* DO THIS
Check every line of the entries that follow, and copy the ones containing "الشمس".

* START RECORDS FOR THE EXERCISE *

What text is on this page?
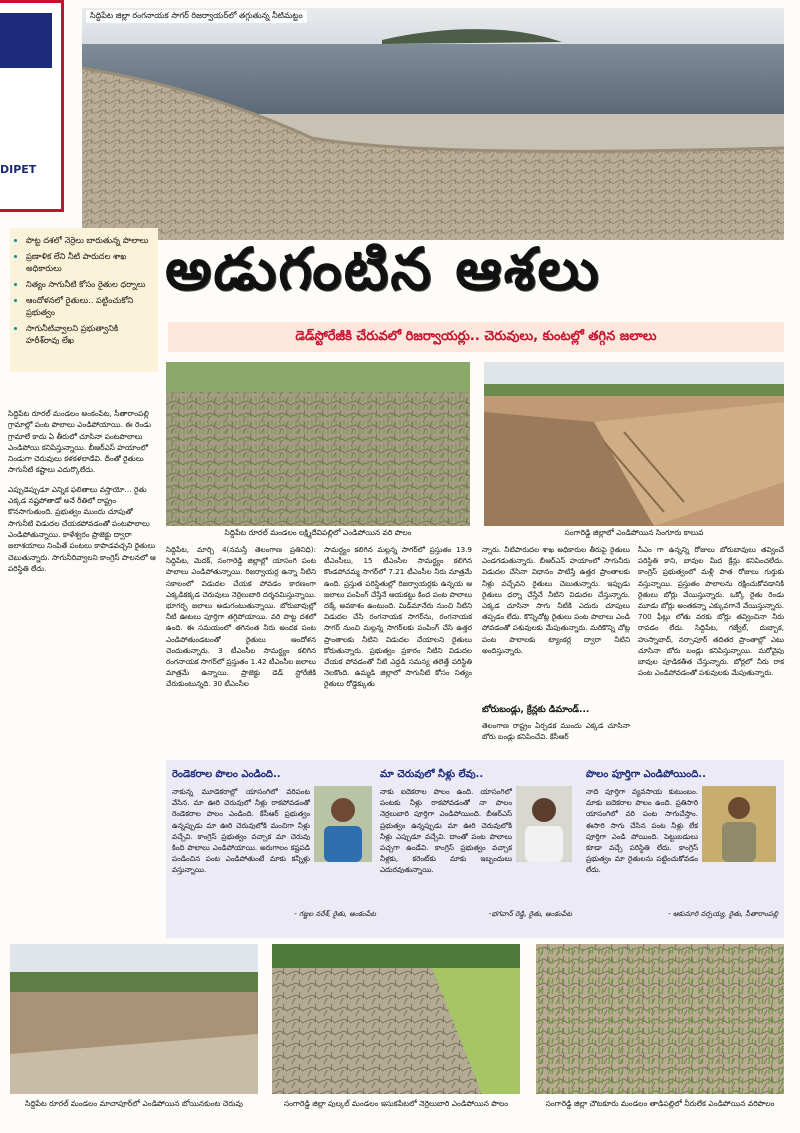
DIPET
సిద్దిపేట జిల్లా రంగనాయక సాగర్ రిజర్వాయర్‌లో తగ్గుతున్న నీటిమట్టం
• పొట్ట దశలో నెర్రెలు బారుతున్న పొలాలు
• ప్రణాళిక లేని నీటి పారుదల శాఖ అధికారులు
• నిత్యం సాగునీటి కోసం రైతుల ధర్నాలు
• ఆందోళనలో రైతులు.. పట్టించుకోని ప్రభుత్వం
• సాగునీటివ్వాలని ప్రభుత్వానికి హరీశ్‌రావు లేఖ
అడుగంటిన ఆశలు
డెడ్‌స్టోరేజీకి చేరువలో రిజర్వాయర్లు.. చెరువులు, కుంటల్లో తగ్గిన జలాలు

సిద్దిపేట రూరల్ మండలం అంకంపేట, సీతారాంపల్లి గ్రామాల్లో పంట పొలాలు ఎండిపోయాయి. ఈ రెండు గ్రామాలే కాదు ఏ తీరులో చూసినా పంటపొలాలు ఎండిపోయి కనిపిస్తున్నాయి. బీఆర్‌ఎస్ హయాంలో నిండుగా చెరువులు కళకళలాడేవి. దీంతో రైతులు సాగునీటి కష్టాలు ఎదుర్కొలేదు.

ఎప్పుడెప్పుడూ ఎన్నిక ఫలితాలు వస్తాయో... రైతు ఎక్కడ నష్టపోతాడో అనే రీతిలో రాష్ట్రం కొనసాగుతుంది. ప్రభుత్వం ముందు చూపుతో సాగునీటి విడుదల చేయకపోవడంతో పంటపొలాలు ఎండిపోతున్నాయి. కాళేశ్వరం ప్రాజెక్టు ద్వారా జలాశయాలు నింపితే పంటలు కాపాడవచ్చని రైతులు చెబుతున్నారు. సాగునీరివ్వాలని కాంగ్రెస్ పాలనలో ఆ పరిస్థితి లేదు.

సిద్దిపేట రూరల్ మండలం లక్ష్మిదేవిపల్లిలో ఎండిపోయిన వరి పొలం	సంగారెడ్డి జిల్లాలో ఎండిపోయిన సింగూరు కాలువ
సిద్దిపేట, మార్చి 4(నమస్తే తెలంగాణ ప్రతినిధి): సిద్దిపేట, మెదక్, సంగారెడ్డి జిల్లాల్లో యాసంగి పంట పొలాలు ఎండిపోతున్నాయి. రిజర్వాయర్ల ఉన్నా నీటిని సకాలంలో విడుదల చేయక పోవడం కారణంగా ఎక్కడికక్కడ చెరువులు నెర్రెలుబారి దర్శనమిస్తున్నాయి. భూగర్భ జలాలు అడుగంటుతున్నాయి. బోరుబావుల్లో నీటి ఊటలు పూర్తిగా తగ్గిపోయాయి. వరి పొట్ట దశలో ఉంది. ఈ సమయంలో తగినంత నీరు అందక పంట ఎండిపోతుండటంతో రైతులు ఆందోళన చెందుతున్నారు. 3 టీఎంసీల సామర్థ్యం కలిగిన రంగనాయక సాగర్‌లో ప్రస్తుతం 1.42 టీఎంసీల జలాలు మాత్రమే ఉన్నాయి. ప్రాజెక్టు డెడ్ స్టోరేజీకి చేరుకుంటున్నది. 30 టీఎంసీల
సామర్థ్యం కలిగిన మల్లన్న సాగర్‌లో ప్రస్తుతం 13.9 టీఎంసీలు, 15 టీఎంసీల సామర్థ్యం కలిగిన కొండపోచమ్మ సాగర్‌లో 7.21 టీఎంసీల నీరు మాత్రమే ఉంది. ప్రస్తుత పరిస్థితుల్లో రిజర్వాయర్లకు ఉన్నయ ఆ జలాలు పంపింగ్ చేస్తేనే ఆయకట్టు కింద పంట పొలాలు దక్కే అవకాశం ఉంటుంది. మిడ్‌మానేరు నుంచి నీటిని విడుదల చేసి రంగనాయక సాగర్‌ను, రంగనాయక సాగర్ నుంచి మల్లన్న సాగర్‌లకు పంపింగ్ చేసి ఉత్తర ప్రాంతాలకు నీటిని విడుదల చేయాలని రైతులు కోరుతున్నారు. ప్రభుత్వం ప్రకారం నీటిని విడుదల చేయక పోవడంతో నీటి ఎద్దడి సమస్య తలెత్తే పరిస్థితి నెలకొంది. ఉమ్మడి జిల్లాలో సాగునీటి కోసం నిత్యం రైతులు రోడ్డెక్కుతు
న్నారు. నీటిపారుదల శాఖ అధికారుల తీరుపై రైతులు ఎండగడుతున్నారు. బీఆర్‌ఎస్ హయాంలో సాగునీరు విడుదల చేసినా విధానం పాటిస్తే ఉత్తర ప్రాంతాలకు నీళ్లు వచ్చేవని రైతులు చెబుతున్నారు. ఇప్పుడు రైతులు ధర్నా చేస్తేనే నీటిని విడుదల చేస్తున్నారు. ఎక్కడ చూసినా సాగు నీటికి ఎదురు చూపులు తప్పడం లేదు. కొన్నిచోట్ల రైతులు పంట పొలాలు ఎండి పోవడంతో పశువులకు మేపుతున్నారు. మరికొన్ని చోట్ల పంట పొలాలకు ట్యాంకర్ల ద్వారా నీటిని అందిస్తున్నారు.
బోరుబండ్లు, క్రేన్లకు డిమాండ్...
తెలంగాణ రాష్ట్రం ఏర్పడక ముందు ఎక్కడ చూసినా బోరు బండ్లు కనిపించేవి. కేసీఆర్
సీఎం గా ఉన్నన్ని రోజులు బోరుబావులు తవ్వించే పరిస్థితి కాని, బావుల మీద క్రేన్లు కనిపించలేదు. కాంగ్రెస్ ప్రభుత్వంలో మళ్లీ పాత రోజులు గుర్తుకు వస్తున్నాయి. ప్రస్తుతం పొలాలను రక్షించుకోవడానికి రైతులు బోర్లు వేయిస్తున్నారు. ఒక్కో రైతు రెండు మూడు బోర్లు అంతకన్నా ఎక్కువగానే వేయిస్తున్నారు. 700 ఫీట్లు లోతు వరకు బోర్లు తవ్వించినా నీరు రావడం లేదు. సిద్దిపేట, గజ్వేల్, దుబ్బాక, హుస్నాబాద్, నర్సాపూర్ తదితర ప్రాంతాల్లో ఎటు చూసినా బోరు బండ్లు కనిపిస్తున్నాయి. మరోవైపు బావుల పూడికతీత చేస్తున్నారు. బోర్లలో నీరు రాక పంట ఎండిపోవడంతో పశువులకు మేపుతున్నారు.
రెండెకరాల పొలం ఎండింది..
నాకున్న మూడెకరాల్లో యాసంగిలో వరిపంట వేసిన. మా ఊరి చెరువులో నీళ్లు రాకపోవడంతో రెండెకరాల పొలం ఎండింది. కేసీఆర్ ప్రభుత్వం ఉన్నప్పుడు మా ఊరి చెరువులోకి మంచిగా నీళ్లు వచ్చేవి. కాంగ్రెస్ ప్రభుత్వం వచ్చాక మా చెరువు కింది పొలాలు ఎండిపోయాయి. అరుగాలం కష్టపడి పండించిన పంట ఎండిపోతుంటే మాకు కన్నీళ్లు వస్తున్నాయి.
- గజ్జల నరేశ్, రైతు, అంకంపేట
మా చెరువులో నీళ్లు లేవు..
నాకు ఐదెకరాల పొలం ఉంది. యాసంగిలో పంటకు నీళ్లు రాకపోవడంతో నా పొలం నెర్రలుబారి పూర్తిగా ఎండిపోయింది. బీఆర్‌ఎస్ ప్రభుత్వం ఉన్నప్పుడు మా ఊరి చెరువులోకి నీళ్లు ఎప్పుడూ వచ్చేవి. దాంతో పంట పొలాలు పచ్చగా ఉండేవి. కాంగ్రెస్ ప్రభుత్వం వచ్చాక నీళ్లకు, కరెంట్‌కు మాకు ఇబ్బందులు ఎదురవుతున్నాయి.
-భగవాన్ రెడ్డి, రైతు, అంకంపేట
పొలం పూర్తిగా ఎండిపోయింది..
నాది పూర్తిగా వ్యవసాయ కుటుంబం. మాకు ఐదెకరాల పొలం ఉంది. ప్రతిసారి యాసంగిలో వరి పంట సాగుచేస్తాం. ఈసారి సాగు చేసిన పంట నీళ్లు లేక పూర్తిగా ఎండి పోయింది. పెట్టుబడులు కూడా వచ్చే పరిస్థితి లేదు. కాంగ్రెస్ ప్రభుత్వం మా రైతులను పట్టించుకోవడం లేదు.
- ఆకునూరి నర్సయ్య, రైతు, సీతారాంపల్లి
సిద్దిపేట రూరల్ మండలం మాచాపూర్‌లో ఎండిపోయిన బోయినకుంట చెరువు	సంగారెడ్డి జిల్లా పుల్కల్ మండలం ఇసుకపేటలో నెర్రెలుబారి ఎండిపోయిన పొలం	సంగారెడ్డి జిల్లా చౌటకూరు మండలం తాడిపల్లిలో నీరులేక ఎండిపోయిన వరిపొలం
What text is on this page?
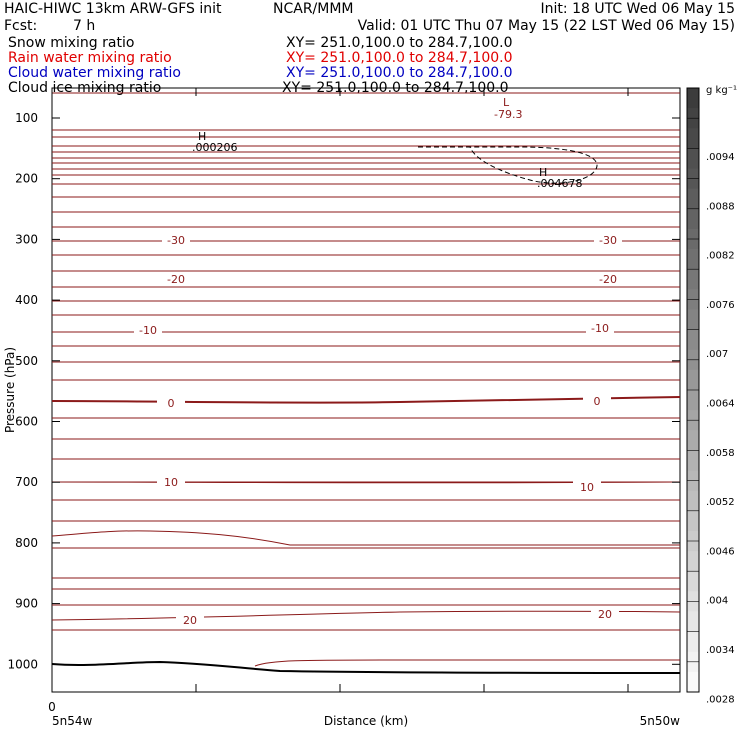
HAIC-HIWC 13km ARW-GFS init	NCAR/MMM	Init: 18 UTC Wed 06 May 15
Fcst:	7 h	Valid: 01 UTC Thu 07 May 15 (22 LST Wed 06 May 15)
Snow mixing ratio	XY= 251.0,100.0 to 284.7,100.0
Rain water mixing ratio	XY= 251.0,100.0 to 284.7,100.0
Cloud water mixing ratio	XY= 251.0,100.0 to 284.7,100.0
Cloud ice mixing ratio	XY= 251.0,100.0 to 284.7,100.0
-30	-30
-20	-20
-10	-10
0	0
10	10
20	20
100
200
300
400
500
600
700
800
900
1000
L
-79.3
H
.000206
H
.004678
Pressure (hPa)
Distance (km)
0
5n54w	5n50w
.0094
.0088
.0082
.0076
.007
.0064
.0058
.0052
.0046
.004
.0034
.0028
g kg⁻¹
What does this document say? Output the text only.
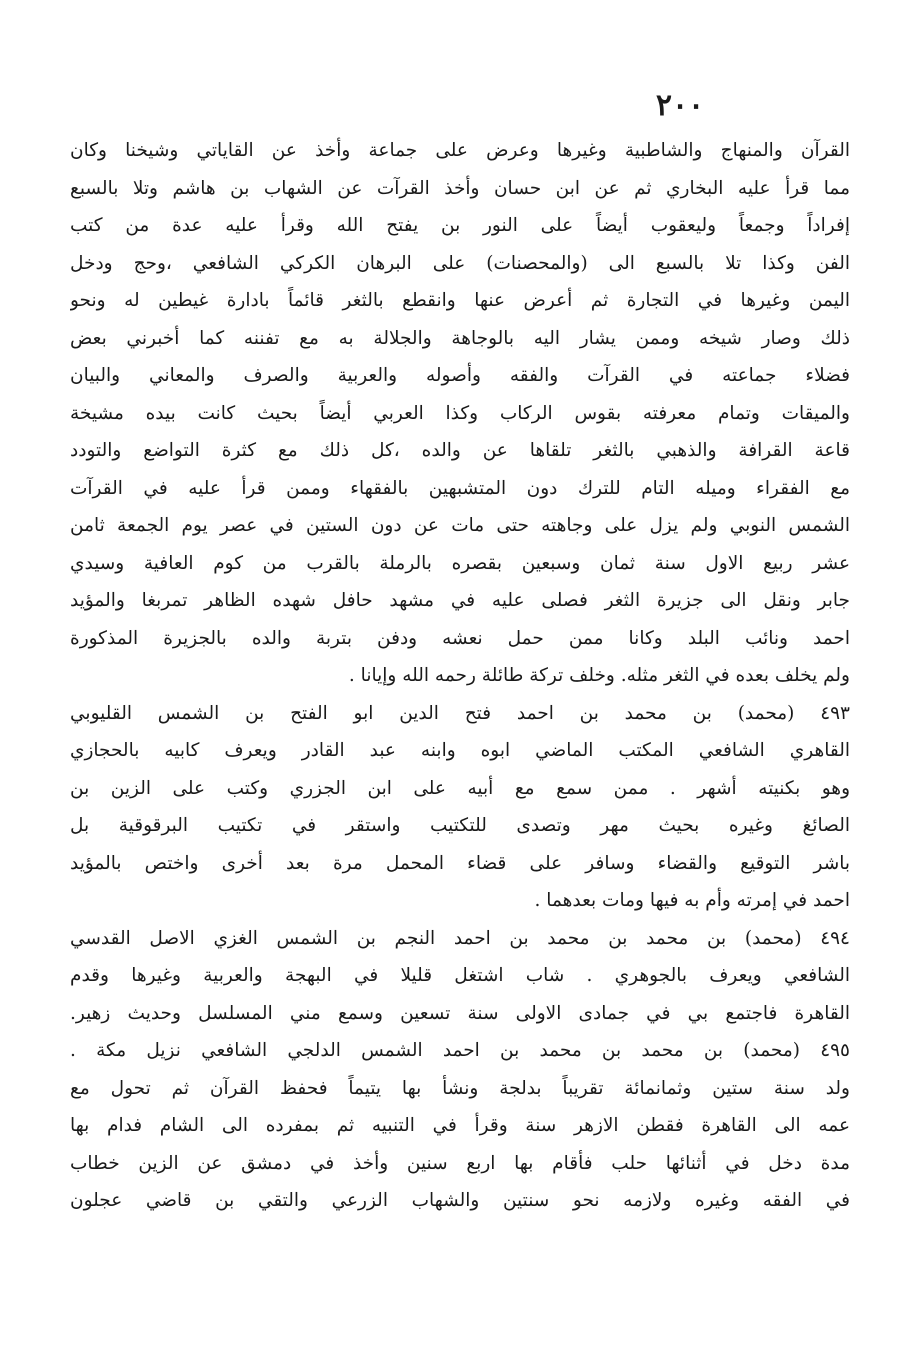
٢٠٠
القرآن والمنهاج والشاطبية وغيرها وعرض على جماعة وأخذ عن القاياتي وشيخنا وكان
مما قرأ عليه البخاري ثم عن ابن حسان وأخذ القرآت عن الشهاب بن هاشم وتلا بالسبع
إفراداً وجمعاً وليعقوب أيضاً على النور بن يفتح الله وقرأ عليه عدة من كتب
الفن وكذا تلا بالسبع الى (والمحصنات) على البرهان الكركي الشافعي ،وحج ودخل
اليمن وغيرها في التجارة ثم أعرض عنها وانقطع بالثغر قائماً بادارة غيطين له ونحو
ذلك وصار شيخه وممن يشار اليه بالوجاهة والجلالة به مع تفننه كما أخبرني بعض
فضلاء جماعته في القرآت والفقه وأصوله والعربية والصرف والمعاني والبيان
والميقات وتمام معرفته بقوس الركاب وكذا العربي أيضاً بحيث كانت بيده مشيخة
قاعة القرافة والذهبي بالثغر تلقاها عن والده ،كل ذلك مع كثرة التواضع والتودد
مع الفقراء وميله التام للترك دون المتشبهين بالفقهاء وممن قرأ عليه في القرآت
الشمس النوبي ولم يزل على وجاهته حتى مات عن دون الستين في عصر يوم الجمعة ثامن
عشر ربيع الاول سنة ثمان وسبعين بقصره بالرملة بالقرب من كوم العافية وسيدي
جابر ونقل الى جزيرة الثغر فصلى عليه في مشهد حافل شهده الظاهر تمربغا والمؤيد
احمد ونائب البلد وكانا ممن حمل نعشه ودفن بتربة والده بالجزيرة المذكورة
ولم يخلف بعده في الثغر مثله. وخلف تركة طائلة رحمه الله وإيانا .
٤٩٣ (محمد) بن محمد بن احمد فتح الدين ابو الفتح بن الشمس القليوبي
القاهري الشافعي المكتب الماضي ابوه وابنه عبد القادر ويعرف كابيه بالحجازي
وهو بكنيته أشهر . ممن سمع مع أبيه على ابن الجزري وكتب على الزين بن
الصائغ وغيره بحيث مهر وتصدى للتكتيب واستقر في تكتيب البرقوقية بل
باشر التوقيع والقضاء وسافر على قضاء المحمل مرة بعد أخرى واختص بالمؤيد
احمد في إمرته وأم به فيها ومات بعدهما .
٤٩٤ (محمد) بن محمد بن محمد بن احمد النجم بن الشمس الغزي الاصل القدسي
الشافعي ويعرف بالجوهري . شاب اشتغل قليلا في البهجة والعربية وغيرها وقدم
القاهرة فاجتمع بي في جمادى الاولى سنة تسعين وسمع مني المسلسل وحديث زهير.
٤٩٥ (محمد) بن محمد بن محمد بن احمد الشمس الدلجي الشافعي نزيل مكة .
ولد سنة ستين وثمانمائة تقريباً بدلجة ونشأ بها يتيماً فحفظ القرآن ثم تحول مع
عمه الى القاهرة فقطن الازهر سنة وقرأ في التنبيه ثم بمفرده الى الشام فدام بها
مدة دخل في أثنائها حلب فأقام بها اربع سنين وأخذ في دمشق عن الزين خطاب
في الفقه وغيره ولازمه نحو سنتين والشهاب الزرعي والتقي بن قاضي عجلون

* END RECORDS FOR THE EXERCISE *

* TASK RESPONSE
الشمس النوبي ولم يزل على وجاهته حتى مات عن دون الستين في عصر يوم الجمعة ثامن
٤٩٣ (محمد) بن محمد بن احمد فتح الدين ابو الفتح بن الشمس القليوبي
٤٩٤ (محمد) بن محمد بن محمد بن احمد النجم بن الشمس الغزي الاصل القدسي
٤٩٥ (محمد) بن محمد بن محمد بن احمد الشمس الدلجي الشافعي نزيل مكة .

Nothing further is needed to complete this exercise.